### Stated problem
Produce the listing below again, exactly as shown.

### Records supplied
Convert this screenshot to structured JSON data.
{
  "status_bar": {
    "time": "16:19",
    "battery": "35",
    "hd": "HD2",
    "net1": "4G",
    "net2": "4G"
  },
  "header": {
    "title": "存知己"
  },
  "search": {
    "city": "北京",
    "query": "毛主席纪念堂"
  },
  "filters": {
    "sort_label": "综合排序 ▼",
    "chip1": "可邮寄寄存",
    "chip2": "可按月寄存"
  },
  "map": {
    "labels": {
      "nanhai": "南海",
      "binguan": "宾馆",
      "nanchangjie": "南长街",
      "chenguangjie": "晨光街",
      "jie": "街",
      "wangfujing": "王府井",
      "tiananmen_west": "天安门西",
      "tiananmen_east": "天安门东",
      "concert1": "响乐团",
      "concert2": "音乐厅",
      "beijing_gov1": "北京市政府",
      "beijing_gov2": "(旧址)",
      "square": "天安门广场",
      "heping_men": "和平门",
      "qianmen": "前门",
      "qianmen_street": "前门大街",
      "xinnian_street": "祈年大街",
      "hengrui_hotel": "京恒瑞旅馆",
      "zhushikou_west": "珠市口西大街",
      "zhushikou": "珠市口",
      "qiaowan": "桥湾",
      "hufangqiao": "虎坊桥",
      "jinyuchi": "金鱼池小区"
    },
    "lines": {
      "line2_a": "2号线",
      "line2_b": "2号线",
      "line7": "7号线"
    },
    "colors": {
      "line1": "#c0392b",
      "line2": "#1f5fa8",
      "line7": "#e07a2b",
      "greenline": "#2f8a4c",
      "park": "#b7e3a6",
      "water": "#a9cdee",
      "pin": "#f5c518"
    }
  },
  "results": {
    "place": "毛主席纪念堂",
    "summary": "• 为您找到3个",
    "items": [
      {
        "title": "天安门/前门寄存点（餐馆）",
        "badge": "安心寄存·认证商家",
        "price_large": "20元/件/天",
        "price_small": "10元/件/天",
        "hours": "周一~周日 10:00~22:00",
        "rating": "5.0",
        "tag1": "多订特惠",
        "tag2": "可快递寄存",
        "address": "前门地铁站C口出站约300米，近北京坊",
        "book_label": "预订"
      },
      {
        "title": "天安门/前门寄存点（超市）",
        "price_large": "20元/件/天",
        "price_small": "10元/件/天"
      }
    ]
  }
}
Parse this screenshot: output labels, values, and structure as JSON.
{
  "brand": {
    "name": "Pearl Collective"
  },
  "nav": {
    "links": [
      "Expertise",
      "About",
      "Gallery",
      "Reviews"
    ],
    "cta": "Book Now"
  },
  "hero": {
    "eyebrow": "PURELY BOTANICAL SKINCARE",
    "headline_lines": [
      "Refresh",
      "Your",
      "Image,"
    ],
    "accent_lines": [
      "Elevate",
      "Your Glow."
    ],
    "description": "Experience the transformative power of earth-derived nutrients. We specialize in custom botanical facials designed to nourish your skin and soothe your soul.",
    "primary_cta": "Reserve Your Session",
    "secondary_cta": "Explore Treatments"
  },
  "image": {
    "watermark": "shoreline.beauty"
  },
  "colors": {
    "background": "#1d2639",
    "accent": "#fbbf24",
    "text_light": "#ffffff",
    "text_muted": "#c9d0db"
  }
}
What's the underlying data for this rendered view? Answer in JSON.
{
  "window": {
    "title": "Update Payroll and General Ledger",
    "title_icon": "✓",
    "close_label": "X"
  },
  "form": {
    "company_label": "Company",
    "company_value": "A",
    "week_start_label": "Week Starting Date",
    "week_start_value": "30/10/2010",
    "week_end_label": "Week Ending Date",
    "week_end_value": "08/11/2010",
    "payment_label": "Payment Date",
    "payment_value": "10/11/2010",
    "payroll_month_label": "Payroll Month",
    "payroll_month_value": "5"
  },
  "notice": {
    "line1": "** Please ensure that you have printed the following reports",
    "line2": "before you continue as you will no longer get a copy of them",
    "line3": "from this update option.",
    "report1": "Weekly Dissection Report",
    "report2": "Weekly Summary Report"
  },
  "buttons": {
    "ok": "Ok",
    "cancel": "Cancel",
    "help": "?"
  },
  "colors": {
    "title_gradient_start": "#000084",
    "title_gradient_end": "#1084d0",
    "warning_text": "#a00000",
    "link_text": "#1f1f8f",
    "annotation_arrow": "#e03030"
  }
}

### Reply to the exercise
Convert this screenshot to structured JSON data.
{
  "status_bar": {
    "time": "16:19",
    "battery": "35",
    "hd": "HD2",
    "net1": "4G",
    "net2": "4G"
  },
  "header": {
    "title": "存知己"
  },
  "search": {
    "city": "北京",
    "query": "毛主席纪念堂"
  },
  "filters": {
    "sort_label": "综合排序 ▼",
    "chip1": "可邮寄寄存",
    "chip2": "可按月寄存"
  },
  "map": {
    "labels": {
      "nanhai": "南海",
      "binguan": "宾馆",
      "nanchangjie": "南长街",
      "chenguangjie": "晨光街",
      "jie": "街",
      "wangfujing": "王府井",
      "tiananmen_west": "天安门西",
      "tiananmen_east": "天安门东",
      "concert1": "响乐团",
      "concert2": "音乐厅",
      "beijing_gov1": "北京市政府",
      "beijing_gov2": "(旧址)",
      "square": "天安门广场",
      "heping_men": "和平门",
      "qianmen": "前门",
      "qianmen_street": "前门大街",
      "xinnian_street": "祈年大街",
      "hengrui_hotel": "京恒瑞旅馆",
      "zhushikou_west": "珠市口西大街",
      "zhushikou": "珠市口",
      "qiaowan": "桥湾",
      "hufangqiao": "虎坊桥",
      "jinyuchi": "金鱼池小区"
    },
    "lines": {
      "line2_a": "2号线",
      "line2_b": "2号线",
      "line7": "7号线"
    },
    "colors": {
      "line1": "#c0392b",
      "line2": "#1f5fa8",
      "line7": "#e07a2b",
      "greenline": "#2f8a4c",
      "park": "#b7e3a6",
      "water": "#a9cdee",
      "pin": "#f5c518"
    }
  },
  "results": {
    "place": "毛主席纪念堂",
    "summary": "• 为您找到3个",
    "items": [
      {
        "title": "天安门/前门寄存点（餐馆）",
        "badge": "安心寄存·认证商家",
        "price_large": "20元/件/天",
        "price_small": "10元/件/天",
        "hours": "周一~周日 10:00~22:00",
        "rating": "5.0",
        "tag1": "多订特惠",
        "tag2": "可快递寄存",
        "address": "前门地铁站C口出站约300米，近北京坊",
        "book_label": "预订"
      },
      {
        "title": "天安门/前门寄存点（超市）",
        "price_large": "20元/件/天",
        "price_small": "10元/件/天"
      }
    ]
  }
}
Parse this screenshot: output labels, values, and structure as JSON.
{
  "brand": {
    "name": "Pearl Collective"
  },
  "nav": {
    "links": [
      "Expertise",
      "About",
      "Gallery",
      "Reviews"
    ],
    "cta": "Book Now"
  },
  "hero": {
    "eyebrow": "PURELY BOTANICAL SKINCARE",
    "headline_lines": [
      "Refresh",
      "Your",
      "Image,"
    ],
    "accent_lines": [
      "Elevate",
      "Your Glow."
    ],
    "description": "Experience the transformative power of earth-derived nutrients. We specialize in custom botanical facials designed to nourish your skin and soothe your soul.",
    "primary_cta": "Reserve Your Session",
    "secondary_cta": "Explore Treatments"
  },
  "image": {
    "watermark": "shoreline.beauty"
  },
  "colors": {
    "background": "#1d2639",
    "accent": "#fbbf24",
    "text_light": "#ffffff",
    "text_muted": "#c9d0db"
  }
}
What's the underlying data for this rendered view? Answer in JSON.
{
  "window": {
    "title": "Update Payroll and General Ledger",
    "title_icon": "✓",
    "close_label": "X"
  },
  "form": {
    "company_label": "Company",
    "company_value": "A",
    "week_start_label": "Week Starting Date",
    "week_start_value": "30/10/2010",
    "week_end_label": "Week Ending Date",
    "week_end_value": "08/11/2010",
    "payment_label": "Payment Date",
    "payment_value": "10/11/2010",
    "payroll_month_label": "Payroll Month",
    "payroll_month_value": "5"
  },
  "notice": {
    "line1": "** Please ensure that you have printed the following reports",
    "line2": "before you continue as you will no longer get a copy of them",
    "line3": "from this update option.",
    "report1": "Weekly Dissection Report",
    "report2": "Weekly Summary Report"
  },
  "buttons": {
    "ok": "Ok",
    "cancel": "Cancel",
    "help": "?"
  },
  "colors": {
    "title_gradient_start": "#000084",
    "title_gradient_end": "#1084d0",
    "warning_text": "#a00000",
    "link_text": "#1f1f8f",
    "annotation_arrow": "#e03030"
  }
}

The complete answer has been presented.